◆ **Extrait du texte**
____

De Frederico Luis (Argentine 2023)
avec Lorenzo Ferro ,Kiara Supini, Pehuen Pedre , Laura Nevole (la mère de Simon)
Grand Prix de la Semaine de la Critique Cannes 2024
Argument: Simon a 21 ans. Il se présente comme aide-déménageur. Il dit ne pas savoir cuisiner ni nettoyer une salle de bains, mais en revanche il sait faire un lit. Depuis quelque temps, il semble devenir quelqu'un d'autre
Un film pour le moins déroutant voire pervers.( ?) Le cinéaste ayant choisi de ne donner aucune explication, de procéder par ellipses, (alors que parfois il force le trait alourdit inutilement le fil narratif insiste presque avec indécence sur certains aspects) c’est au spectateur de remplir les interstices de combler les béances de se questionner et au final de rester dans l’incertitude. Pourquoi Simon mime-t-il une pathologie? opportunisme (allocation et passe-droits) ? malaise existentiel - douloureuse conscience d’une inadéquation foncière entre ce qu’il croit être , ce qu’il aspire à devenir et ce qu’il vit au quotidien? désir d'Intégrer l’univers de ses « potes » insouciants et si vivants malgré (ou à cause de ) leur handicap cognitif ? perversité malsaine ?
Dès le prologue on peut se sentir frustré. Voici une séquence filmée en extérieur dans la montagne de la Cordillère des Andes. Le groupe de randonneurs s’est perdu, vent violent assourdissant, brume, absence de réseau ; les personnages tels des fantômes agglutinés et/séparés mains levées conscients de la tragédie, être engloutis à jamais, ont foi en Simon (qui les a rencontrés …par hasard…) il gravit le mausolée afin de capter un réseau et appeler le secours…peine perdue…le portable a rejoint l’abîme !
Le titre suggérait un lien étroit voire interdépendant entre le personnage et la montagne. Un prologue à valeur épiphanique ? Révélation de soi à soi, grâce à la montagne et au groupe, dans un mouvement ascensionnel ? Une séquence censée illustrer une circulation des regards ? (une même "circulation" prévaudra dans les scènes à la piscine, au vestiaire, sur le plateau de théâtre) émanant d’un seul corps ??

____

Enregistrements
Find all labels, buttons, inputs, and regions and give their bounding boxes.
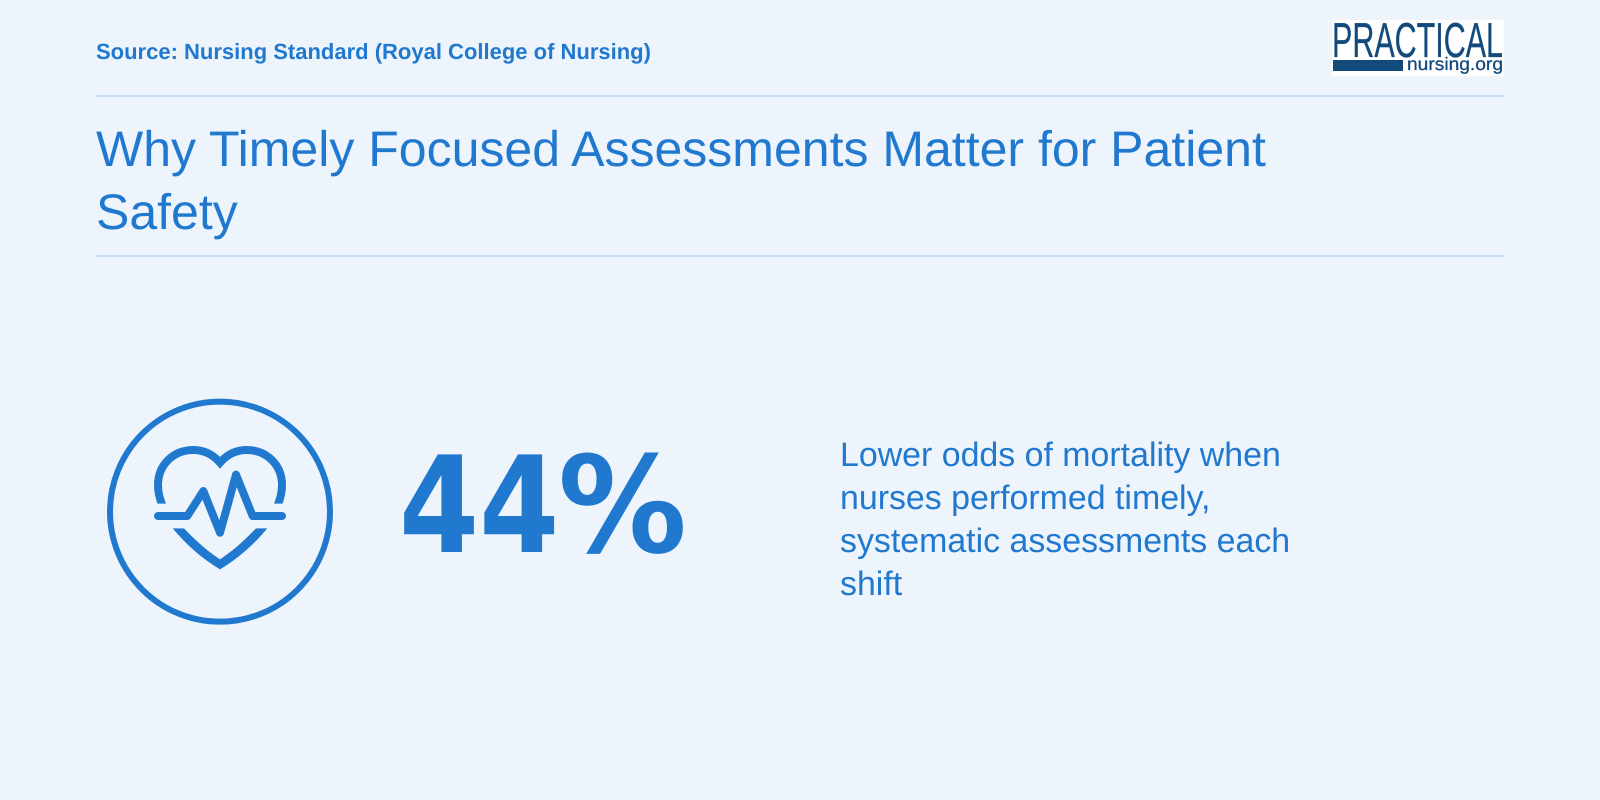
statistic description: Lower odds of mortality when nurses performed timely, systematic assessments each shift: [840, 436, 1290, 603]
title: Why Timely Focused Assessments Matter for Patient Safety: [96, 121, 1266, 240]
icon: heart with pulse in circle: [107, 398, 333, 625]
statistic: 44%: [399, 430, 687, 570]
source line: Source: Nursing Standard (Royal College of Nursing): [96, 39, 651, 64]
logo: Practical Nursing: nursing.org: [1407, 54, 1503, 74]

____

◆ **Consigne A**
Reformulez sous forme de liste le paragraphe de la critique qui commence par « Dès le prologue on peut se sentir frustré », en conservant ses faits principaux.
◆ **Consigne B**
Recopiez fidèlement le passage de la critique allant de « Dès le prologue » jusqu'à « rejoint l’abîme ! » inclus.
Les items ci-dessus forment un ensemble distinct de la critique.

◆ **Corrigé détaillé A**
- Le prologue peut laisser le spectateur frustré.
- Il s'agit d'une séquence tournée en extérieur, dans la cordillère des Andes.
- Un groupe de randonneurs s'est perdu dans un vent violent et assourdissant, dans la brume et sans réseau.
- Les personnages, conscients du risque d'être engloutis à jamais, placent leur confiance en Simon, qu'ils ont rencontré par hasard.
- Simon gravit le mausolée pour capter un réseau et appeler les secours.
- Ses efforts sont vains, car le portable tombe dans l'abîme.

◆ **Corrigé détaillé B**
Dès le prologue on peut se sentir frustré. Voici une séquence filmée en extérieur dans la montagne de la Cordillère des Andes. Le groupe de randonneurs s’est perdu, vent violent assourdissant, brume, absence de réseau ; les personnages tels des fantômes agglutinés et/séparés mains levées conscients de la tragédie, être engloutis à jamais, ont foi en Simon (qui les a rencontrés …par hasard…) il gravit le mausolée afin de capter un réseau et appeler le secours…peine perdue…le portable a rejoint l’abîme !